[Figure record extracts]
:::

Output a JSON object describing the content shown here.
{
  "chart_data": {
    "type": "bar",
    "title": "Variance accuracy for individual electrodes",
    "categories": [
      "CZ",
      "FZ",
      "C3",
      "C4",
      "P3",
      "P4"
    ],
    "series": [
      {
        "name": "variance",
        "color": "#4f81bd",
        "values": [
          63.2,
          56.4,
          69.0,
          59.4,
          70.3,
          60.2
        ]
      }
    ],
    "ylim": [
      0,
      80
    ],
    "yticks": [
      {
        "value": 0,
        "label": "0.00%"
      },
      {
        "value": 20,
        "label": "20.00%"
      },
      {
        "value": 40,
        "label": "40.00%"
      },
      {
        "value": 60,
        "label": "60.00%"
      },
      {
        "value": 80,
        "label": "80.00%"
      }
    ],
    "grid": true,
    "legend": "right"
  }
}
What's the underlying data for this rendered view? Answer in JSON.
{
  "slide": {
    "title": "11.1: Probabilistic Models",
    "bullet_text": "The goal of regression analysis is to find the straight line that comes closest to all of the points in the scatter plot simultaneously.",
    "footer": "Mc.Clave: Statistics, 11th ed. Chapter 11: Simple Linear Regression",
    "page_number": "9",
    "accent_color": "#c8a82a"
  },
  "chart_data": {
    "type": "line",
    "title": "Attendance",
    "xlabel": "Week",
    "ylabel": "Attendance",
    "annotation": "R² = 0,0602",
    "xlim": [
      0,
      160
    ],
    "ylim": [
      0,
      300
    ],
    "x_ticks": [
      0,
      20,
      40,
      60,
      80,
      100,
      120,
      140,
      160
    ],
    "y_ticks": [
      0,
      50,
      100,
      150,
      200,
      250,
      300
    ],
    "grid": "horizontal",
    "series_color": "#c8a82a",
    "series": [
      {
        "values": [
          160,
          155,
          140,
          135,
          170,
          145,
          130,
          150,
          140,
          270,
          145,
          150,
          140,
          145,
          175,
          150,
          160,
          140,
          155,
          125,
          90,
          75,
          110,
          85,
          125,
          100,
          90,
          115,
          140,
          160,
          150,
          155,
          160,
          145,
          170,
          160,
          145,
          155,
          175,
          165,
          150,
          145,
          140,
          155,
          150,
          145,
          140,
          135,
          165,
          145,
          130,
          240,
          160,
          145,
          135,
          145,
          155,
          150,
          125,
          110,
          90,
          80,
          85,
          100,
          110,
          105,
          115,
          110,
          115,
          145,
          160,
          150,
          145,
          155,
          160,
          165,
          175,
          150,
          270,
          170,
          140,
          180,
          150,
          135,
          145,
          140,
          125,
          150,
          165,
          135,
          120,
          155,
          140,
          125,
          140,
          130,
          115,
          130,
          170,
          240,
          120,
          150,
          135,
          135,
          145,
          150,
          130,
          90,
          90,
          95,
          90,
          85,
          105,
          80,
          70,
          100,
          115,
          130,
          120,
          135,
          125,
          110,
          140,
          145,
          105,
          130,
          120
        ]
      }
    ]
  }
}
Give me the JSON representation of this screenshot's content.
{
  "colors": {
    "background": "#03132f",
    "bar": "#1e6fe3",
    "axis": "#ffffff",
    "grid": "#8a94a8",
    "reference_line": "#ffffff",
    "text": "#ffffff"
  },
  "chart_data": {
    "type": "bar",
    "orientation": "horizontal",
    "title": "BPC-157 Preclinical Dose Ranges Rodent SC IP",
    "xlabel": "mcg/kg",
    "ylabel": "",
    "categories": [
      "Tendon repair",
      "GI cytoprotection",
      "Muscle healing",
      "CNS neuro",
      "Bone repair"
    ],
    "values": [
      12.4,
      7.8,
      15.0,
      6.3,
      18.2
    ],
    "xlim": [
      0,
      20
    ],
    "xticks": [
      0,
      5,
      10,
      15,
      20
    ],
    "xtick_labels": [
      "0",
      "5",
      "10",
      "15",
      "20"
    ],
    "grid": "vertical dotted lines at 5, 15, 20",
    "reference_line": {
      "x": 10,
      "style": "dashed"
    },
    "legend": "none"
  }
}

:::

• [WHAT IS EXPECTED]: Lines that include the word "this" are to be extracted from the data above.

• [OUTPUT OF THE TASK]:
What's the underlying data for this rendered view? Answer in JSON.
Give me the JSON representation of this screenshot's content.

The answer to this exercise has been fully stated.